# [Set task]
Transcribe all of the records word for word, but omit the pictures.

# [Given information]
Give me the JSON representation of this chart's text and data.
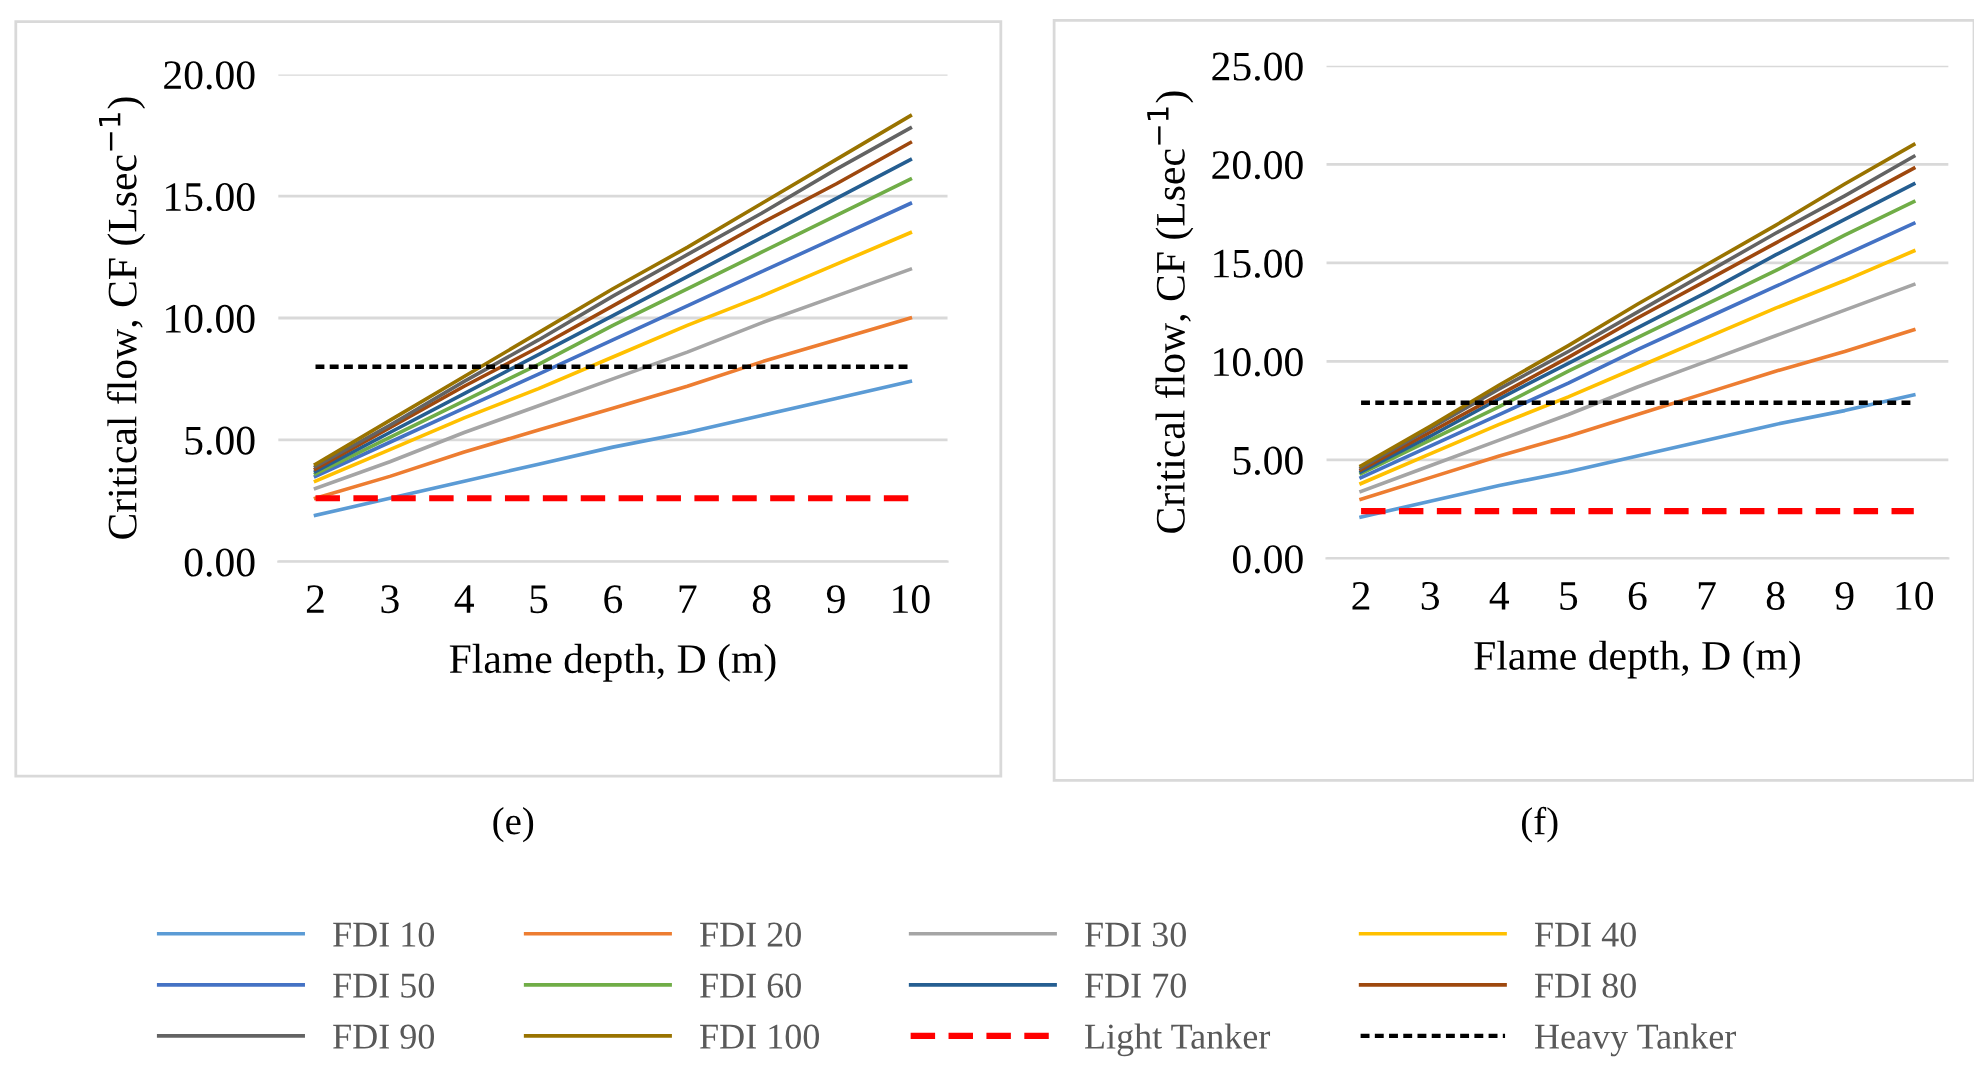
{
  "chart_data": [
    {
      "type": "line",
      "xlabel": "Flame depth, D (m)",
      "ylabel": "Critical flow, CF (Lsec$^{−1}$)",
      "categories": [
        "2",
        "3",
        "4",
        "5",
        "6",
        "7",
        "8",
        "9",
        "10"
      ],
      "ylim": [
        0,
        20
      ],
      "yticks": [
        {
          "value": 0,
          "label": "0.00"
        },
        {
          "value": 5,
          "label": "5.00"
        },
        {
          "value": 10,
          "label": "10.00"
        },
        {
          "value": 15,
          "label": "15.00"
        },
        {
          "value": 20,
          "label": "20.00"
        }
      ],
      "grid": "y",
      "legend": "bottom",
      "annotations": [
        "(e)"
      ],
      "series": [
        {
          "name": "FDI 10",
          "color": "#5b9bd5",
          "values": [
            1.9,
            2.6,
            3.3,
            4.0,
            4.7,
            5.3,
            6.0,
            6.7,
            7.4
          ]
        },
        {
          "name": "FDI 20",
          "color": "#ed7d31",
          "values": [
            2.6,
            3.5,
            4.5,
            5.4,
            6.3,
            7.2,
            8.2,
            9.1,
            10.0
          ]
        },
        {
          "name": "FDI 30",
          "color": "#a5a5a5",
          "values": [
            3.0,
            4.1,
            5.3,
            6.4,
            7.5,
            8.6,
            9.8,
            10.9,
            12.0
          ]
        },
        {
          "name": "FDI 40",
          "color": "#ffc000",
          "values": [
            3.3,
            4.6,
            5.9,
            7.1,
            8.4,
            9.7,
            10.9,
            12.2,
            13.5
          ]
        },
        {
          "name": "FDI 50",
          "color": "#4472c4",
          "values": [
            3.5,
            4.9,
            6.3,
            7.7,
            9.1,
            10.5,
            11.9,
            13.3,
            14.7
          ]
        },
        {
          "name": "FDI 60",
          "color": "#70ad47",
          "values": [
            3.6,
            5.1,
            6.6,
            8.1,
            9.7,
            11.2,
            12.7,
            14.2,
            15.7
          ]
        },
        {
          "name": "FDI 70",
          "color": "#255e91",
          "values": [
            3.7,
            5.3,
            6.9,
            8.5,
            10.1,
            11.7,
            13.3,
            14.9,
            16.5
          ]
        },
        {
          "name": "FDI 80",
          "color": "#9e480e",
          "values": [
            3.8,
            5.5,
            7.2,
            8.8,
            10.5,
            12.2,
            13.9,
            15.5,
            17.2
          ]
        },
        {
          "name": "FDI 90",
          "color": "#636363",
          "values": [
            3.9,
            5.6,
            7.4,
            9.1,
            10.9,
            12.6,
            14.3,
            16.1,
            17.8
          ]
        },
        {
          "name": "FDI 100",
          "color": "#997300",
          "values": [
            4.0,
            5.8,
            7.6,
            9.4,
            11.2,
            12.9,
            14.7,
            16.5,
            18.3
          ]
        },
        {
          "name": "Light Tanker",
          "color": "#ff0000",
          "line_style": "dashed",
          "values": [
            2.6,
            2.6,
            2.6,
            2.6,
            2.6,
            2.6,
            2.6,
            2.6,
            2.6
          ]
        },
        {
          "name": "Heavy Tanker",
          "color": "#000000",
          "line_style": "dotted",
          "values": [
            8.0,
            8.0,
            8.0,
            8.0,
            8.0,
            8.0,
            8.0,
            8.0,
            8.0
          ]
        }
      ]
    },
    {
      "type": "line",
      "xlabel": "Flame depth, D (m)",
      "ylabel": "Critical flow, CF (Lsec$^{−1}$)",
      "categories": [
        "2",
        "3",
        "4",
        "5",
        "6",
        "7",
        "8",
        "9",
        "10"
      ],
      "ylim": [
        0,
        25
      ],
      "yticks": [
        {
          "value": 0,
          "label": "0.00"
        },
        {
          "value": 5,
          "label": "5.00"
        },
        {
          "value": 10,
          "label": "10.00"
        },
        {
          "value": 15,
          "label": "15.00"
        },
        {
          "value": 20,
          "label": "20.00"
        },
        {
          "value": 25,
          "label": "25.00"
        }
      ],
      "grid": "y",
      "annotations": [
        "(f)"
      ],
      "series": [
        {
          "color": "#5b9bd5",
          "values": [
            2.1,
            2.9,
            3.7,
            4.4,
            5.2,
            6.0,
            6.8,
            7.5,
            8.3
          ]
        },
        {
          "color": "#ed7d31",
          "values": [
            3.0,
            4.1,
            5.2,
            6.2,
            7.3,
            8.4,
            9.5,
            10.5,
            11.6
          ]
        },
        {
          "color": "#a5a5a5",
          "values": [
            3.4,
            4.7,
            6.0,
            7.3,
            8.7,
            10.0,
            11.3,
            12.6,
            13.9
          ]
        },
        {
          "color": "#ffc000",
          "values": [
            3.8,
            5.3,
            6.8,
            8.2,
            9.7,
            11.2,
            12.7,
            14.1,
            15.6
          ]
        },
        {
          "color": "#4472c4",
          "values": [
            4.1,
            5.7,
            7.3,
            8.9,
            10.6,
            12.2,
            13.8,
            15.4,
            17.0
          ]
        },
        {
          "color": "#70ad47",
          "values": [
            4.3,
            6.0,
            7.7,
            9.5,
            11.2,
            12.9,
            14.6,
            16.4,
            18.1
          ]
        },
        {
          "color": "#255e91",
          "values": [
            4.4,
            6.2,
            8.1,
            9.9,
            11.7,
            13.5,
            15.4,
            17.2,
            19.0
          ]
        },
        {
          "color": "#9e480e",
          "values": [
            4.5,
            6.4,
            8.3,
            10.2,
            12.2,
            14.1,
            16.0,
            17.9,
            19.8
          ]
        },
        {
          "color": "#636363",
          "values": [
            4.6,
            6.6,
            8.6,
            10.5,
            12.5,
            14.5,
            16.5,
            18.4,
            20.4
          ]
        },
        {
          "color": "#997300",
          "values": [
            4.7,
            6.7,
            8.8,
            10.8,
            12.9,
            14.9,
            16.9,
            19.0,
            21.0
          ]
        },
        {
          "color": "#ff0000",
          "line_style": "dashed",
          "values": [
            2.4,
            2.4,
            2.4,
            2.4,
            2.4,
            2.4,
            2.4,
            2.4,
            2.4
          ]
        },
        {
          "color": "#000000",
          "line_style": "dotted",
          "values": [
            7.9,
            7.9,
            7.9,
            7.9,
            7.9,
            7.9,
            7.9,
            7.9,
            7.9
          ]
        }
      ]
    }
  ]
}
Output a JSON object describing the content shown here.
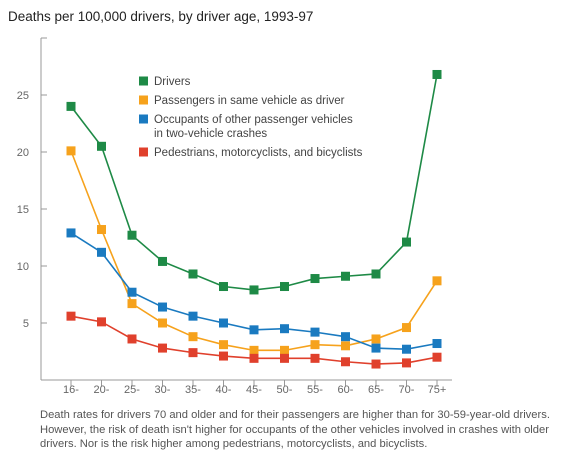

# [Answer for the task]
Give me the JSON representation of this chart's text and data.
{
  "chart_data": [
    {
      "type": "line",
      "xlabel": "Flame depth, D (m)",
      "ylabel": "Critical flow, CF (Lsec$^{−1}$)",
      "categories": [
        "2",
        "3",
        "4",
        "5",
        "6",
        "7",
        "8",
        "9",
        "10"
      ],
      "ylim": [
        0,
        20
      ],
      "yticks": [
        {
          "value": 0,
          "label": "0.00"
        },
        {
          "value": 5,
          "label": "5.00"
        },
        {
          "value": 10,
          "label": "10.00"
        },
        {
          "value": 15,
          "label": "15.00"
        },
        {
          "value": 20,
          "label": "20.00"
        }
      ],
      "grid": "y",
      "legend": "bottom",
      "annotations": [
        "(e)"
      ],
      "series": [
        {
          "name": "FDI 10",
          "color": "#5b9bd5",
          "values": [
            1.9,
            2.6,
            3.3,
            4.0,
            4.7,
            5.3,
            6.0,
            6.7,
            7.4
          ]
        },
        {
          "name": "FDI 20",
          "color": "#ed7d31",
          "values": [
            2.6,
            3.5,
            4.5,
            5.4,
            6.3,
            7.2,
            8.2,
            9.1,
            10.0
          ]
        },
        {
          "name": "FDI 30",
          "color": "#a5a5a5",
          "values": [
            3.0,
            4.1,
            5.3,
            6.4,
            7.5,
            8.6,
            9.8,
            10.9,
            12.0
          ]
        },
        {
          "name": "FDI 40",
          "color": "#ffc000",
          "values": [
            3.3,
            4.6,
            5.9,
            7.1,
            8.4,
            9.7,
            10.9,
            12.2,
            13.5
          ]
        },
        {
          "name": "FDI 50",
          "color": "#4472c4",
          "values": [
            3.5,
            4.9,
            6.3,
            7.7,
            9.1,
            10.5,
            11.9,
            13.3,
            14.7
          ]
        },
        {
          "name": "FDI 60",
          "color": "#70ad47",
          "values": [
            3.6,
            5.1,
            6.6,
            8.1,
            9.7,
            11.2,
            12.7,
            14.2,
            15.7
          ]
        },
        {
          "name": "FDI 70",
          "color": "#255e91",
          "values": [
            3.7,
            5.3,
            6.9,
            8.5,
            10.1,
            11.7,
            13.3,
            14.9,
            16.5
          ]
        },
        {
          "name": "FDI 80",
          "color": "#9e480e",
          "values": [
            3.8,
            5.5,
            7.2,
            8.8,
            10.5,
            12.2,
            13.9,
            15.5,
            17.2
          ]
        },
        {
          "name": "FDI 90",
          "color": "#636363",
          "values": [
            3.9,
            5.6,
            7.4,
            9.1,
            10.9,
            12.6,
            14.3,
            16.1,
            17.8
          ]
        },
        {
          "name": "FDI 100",
          "color": "#997300",
          "values": [
            4.0,
            5.8,
            7.6,
            9.4,
            11.2,
            12.9,
            14.7,
            16.5,
            18.3
          ]
        },
        {
          "name": "Light Tanker",
          "color": "#ff0000",
          "line_style": "dashed",
          "values": [
            2.6,
            2.6,
            2.6,
            2.6,
            2.6,
            2.6,
            2.6,
            2.6,
            2.6
          ]
        },
        {
          "name": "Heavy Tanker",
          "color": "#000000",
          "line_style": "dotted",
          "values": [
            8.0,
            8.0,
            8.0,
            8.0,
            8.0,
            8.0,
            8.0,
            8.0,
            8.0
          ]
        }
      ]
    },
    {
      "type": "line",
      "xlabel": "Flame depth, D (m)",
      "ylabel": "Critical flow, CF (Lsec$^{−1}$)",
      "categories": [
        "2",
        "3",
        "4",
        "5",
        "6",
        "7",
        "8",
        "9",
        "10"
      ],
      "ylim": [
        0,
        25
      ],
      "yticks": [
        {
          "value": 0,
          "label": "0.00"
        },
        {
          "value": 5,
          "label": "5.00"
        },
        {
          "value": 10,
          "label": "10.00"
        },
        {
          "value": 15,
          "label": "15.00"
        },
        {
          "value": 20,
          "label": "20.00"
        },
        {
          "value": 25,
          "label": "25.00"
        }
      ],
      "grid": "y",
      "annotations": [
        "(f)"
      ],
      "series": [
        {
          "color": "#5b9bd5",
          "values": [
            2.1,
            2.9,
            3.7,
            4.4,
            5.2,
            6.0,
            6.8,
            7.5,
            8.3
          ]
        },
        {
          "color": "#ed7d31",
          "values": [
            3.0,
            4.1,
            5.2,
            6.2,
            7.3,
            8.4,
            9.5,
            10.5,
            11.6
          ]
        },
        {
          "color": "#a5a5a5",
          "values": [
            3.4,
            4.7,
            6.0,
            7.3,
            8.7,
            10.0,
            11.3,
            12.6,
            13.9
          ]
        },
        {
          "color": "#ffc000",
          "values": [
            3.8,
            5.3,
            6.8,
            8.2,
            9.7,
            11.2,
            12.7,
            14.1,
            15.6
          ]
        },
        {
          "color": "#4472c4",
          "values": [
            4.1,
            5.7,
            7.3,
            8.9,
            10.6,
            12.2,
            13.8,
            15.4,
            17.0
          ]
        },
        {
          "color": "#70ad47",
          "values": [
            4.3,
            6.0,
            7.7,
            9.5,
            11.2,
            12.9,
            14.6,
            16.4,
            18.1
          ]
        },
        {
          "color": "#255e91",
          "values": [
            4.4,
            6.2,
            8.1,
            9.9,
            11.7,
            13.5,
            15.4,
            17.2,
            19.0
          ]
        },
        {
          "color": "#9e480e",
          "values": [
            4.5,
            6.4,
            8.3,
            10.2,
            12.2,
            14.1,
            16.0,
            17.9,
            19.8
          ]
        },
        {
          "color": "#636363",
          "values": [
            4.6,
            6.6,
            8.6,
            10.5,
            12.5,
            14.5,
            16.5,
            18.4,
            20.4
          ]
        },
        {
          "color": "#997300",
          "values": [
            4.7,
            6.7,
            8.8,
            10.8,
            12.9,
            14.9,
            16.9,
            19.0,
            21.0
          ]
        },
        {
          "color": "#ff0000",
          "line_style": "dashed",
          "values": [
            2.4,
            2.4,
            2.4,
            2.4,
            2.4,
            2.4,
            2.4,
            2.4,
            2.4
          ]
        },
        {
          "color": "#000000",
          "line_style": "dotted",
          "values": [
            7.9,
            7.9,
            7.9,
            7.9,
            7.9,
            7.9,
            7.9,
            7.9,
            7.9
          ]
        }
      ]
    }
  ]
}
Output a JSON object describing the content shown here.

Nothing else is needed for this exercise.